■ DATA EXTRACT ■
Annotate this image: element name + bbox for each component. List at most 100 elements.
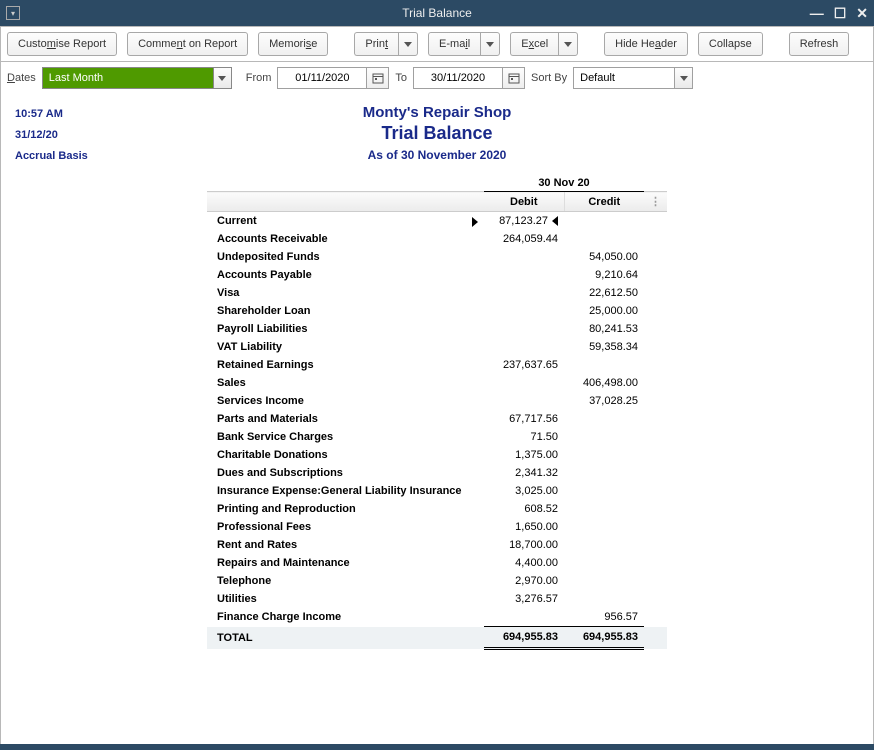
table-row[interactable]: Current87,123.27 [207, 212, 667, 231]
table-row[interactable]: Services Income37,028.25 [207, 392, 667, 410]
account-label: Insurance Expense:General Liability Insu… [207, 482, 484, 500]
account-label: Current [207, 212, 484, 231]
to-calendar-button[interactable] [503, 67, 525, 89]
table-row[interactable]: Accounts Payable9,210.64 [207, 266, 667, 284]
account-label: Repairs and Maintenance [207, 554, 484, 572]
total-credit: 694,955.83 [564, 627, 644, 649]
titlebar: ▾ Trial Balance — ☐ ✕ [0, 0, 874, 26]
table-row[interactable]: Rent and Rates18,700.00 [207, 536, 667, 554]
collapse-left-icon [552, 216, 558, 226]
table-row[interactable]: Parts and Materials67,717.56 [207, 410, 667, 428]
debit-cell: 3,276.57 [484, 590, 564, 608]
total-label: TOTAL [207, 627, 484, 649]
date-range-dropdown-icon [213, 68, 231, 88]
total-debit: 694,955.83 [484, 627, 564, 649]
date-range-select[interactable]: Last Month [42, 67, 232, 89]
dates-label: Dates [7, 72, 36, 84]
table-row[interactable]: Accounts Receivable264,059.44 [207, 230, 667, 248]
print-dropdown[interactable] [398, 32, 418, 56]
table-row[interactable]: Retained Earnings237,637.65 [207, 356, 667, 374]
column-menu-icon[interactable]: ⋮ [644, 192, 667, 212]
hide-header-button[interactable]: Hide Header [604, 32, 688, 56]
table-row[interactable]: Charitable Donations1,375.00 [207, 446, 667, 464]
email-dropdown[interactable] [480, 32, 500, 56]
debit-cell [484, 392, 564, 410]
debit-cell [484, 284, 564, 302]
sortby-label: Sort By [531, 72, 567, 84]
table-row[interactable]: Printing and Reproduction608.52 [207, 500, 667, 518]
filter-bar: Dates Last Month From 01/11/2020 To 30/1… [0, 62, 874, 94]
from-date-input[interactable]: 01/11/2020 [277, 67, 367, 89]
calendar-icon [372, 72, 384, 84]
account-label: Rent and Rates [207, 536, 484, 554]
table-row[interactable]: Sales406,498.00 [207, 374, 667, 392]
close-button[interactable]: ✕ [856, 6, 868, 20]
from-calendar-button[interactable] [367, 67, 389, 89]
debit-cell: 71.50 [484, 428, 564, 446]
debit-cell [484, 338, 564, 356]
chevron-down-icon [404, 42, 412, 47]
credit-cell [564, 428, 644, 446]
calendar-icon [508, 72, 520, 84]
report-window: ▾ Trial Balance — ☐ ✕ Customise Report C… [0, 0, 874, 750]
table-row[interactable]: Insurance Expense:General Liability Insu… [207, 482, 667, 500]
table-row[interactable]: Telephone2,970.00 [207, 572, 667, 590]
table-row[interactable]: Payroll Liabilities80,241.53 [207, 320, 667, 338]
customise-report-button[interactable]: Customise Report [7, 32, 117, 56]
sortby-select[interactable]: Default [573, 67, 693, 89]
credit-cell: 22,612.50 [564, 284, 644, 302]
company-name: Monty's Repair Shop [11, 104, 863, 121]
debit-cell [484, 266, 564, 284]
report-meta: 10:57 AM 31/12/20 Accrual Basis [15, 104, 88, 167]
table-row[interactable]: Repairs and Maintenance4,400.00 [207, 554, 667, 572]
credit-cell [564, 518, 644, 536]
comment-on-report-button[interactable]: Comment on Report [127, 32, 248, 56]
report-basis: Accrual Basis [15, 146, 88, 167]
debit-cell [484, 608, 564, 627]
email-button[interactable]: E-mail [428, 32, 480, 56]
table-row[interactable]: Bank Service Charges71.50 [207, 428, 667, 446]
account-label: Utilities [207, 590, 484, 608]
account-label: Parts and Materials [207, 410, 484, 428]
credit-cell [564, 536, 644, 554]
credit-cell [564, 212, 644, 231]
table-row[interactable]: Professional Fees1,650.00 [207, 518, 667, 536]
toolbar: Customise Report Comment on Report Memor… [0, 26, 874, 62]
maximize-button[interactable]: ☐ [834, 6, 847, 20]
debit-cell: 3,025.00 [484, 482, 564, 500]
debit-cell: 67,717.56 [484, 410, 564, 428]
table-row[interactable]: Finance Charge Income956.57 [207, 608, 667, 627]
column-headers[interactable]: Debit Credit ⋮ [207, 192, 667, 212]
excel-button[interactable]: Excel [510, 32, 558, 56]
chevron-down-icon [564, 42, 572, 47]
credit-cell [564, 482, 644, 500]
email-split-button: E-mail [428, 32, 500, 56]
table-row[interactable]: Undeposited Funds54,050.00 [207, 248, 667, 266]
table-row[interactable]: Utilities3,276.57 [207, 590, 667, 608]
debit-cell [484, 320, 564, 338]
collapse-button[interactable]: Collapse [698, 32, 763, 56]
from-label: From [246, 72, 272, 84]
account-label: Visa [207, 284, 484, 302]
trial-balance-table: 30 Nov 20 Debit Credit ⋮ Current87,123.2… [207, 176, 667, 650]
chevron-down-icon [218, 76, 226, 81]
to-label: To [395, 72, 407, 84]
table-row[interactable]: VAT Liability59,358.34 [207, 338, 667, 356]
sortby-value: Default [580, 72, 615, 84]
to-date-value: 30/11/2020 [431, 72, 485, 84]
debit-cell: 608.52 [484, 500, 564, 518]
refresh-button[interactable]: Refresh [789, 32, 850, 56]
report-date: 31/12/20 [15, 125, 88, 146]
print-split-button: Print [354, 32, 418, 56]
print-button[interactable]: Print [354, 32, 398, 56]
to-date-input[interactable]: 30/11/2020 [413, 67, 503, 89]
excel-dropdown[interactable] [558, 32, 578, 56]
minimize-button[interactable]: — [810, 6, 824, 20]
total-row[interactable]: TOTAL 694,955.83 694,955.83 [207, 627, 667, 649]
credit-cell [564, 554, 644, 572]
table-row[interactable]: Dues and Subscriptions2,341.32 [207, 464, 667, 482]
table-row[interactable]: Shareholder Loan25,000.00 [207, 302, 667, 320]
table-row[interactable]: Visa 22,612.50 [207, 284, 667, 302]
debit-cell: 4,400.00 [484, 554, 564, 572]
memorise-button[interactable]: Memorise [258, 32, 328, 56]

■ AIM ■
Report every line in the data above that contains the string "General", copying each line whole. Matches must have the same uppercase and lowercase letters.

■ FINISHED ANSWER ■
account-label: Insurance Expense:General Liability Insu… [207, 482, 484, 500]
table-row[interactable]: Insurance Expense:General Liability Insu… [207, 482, 667, 500]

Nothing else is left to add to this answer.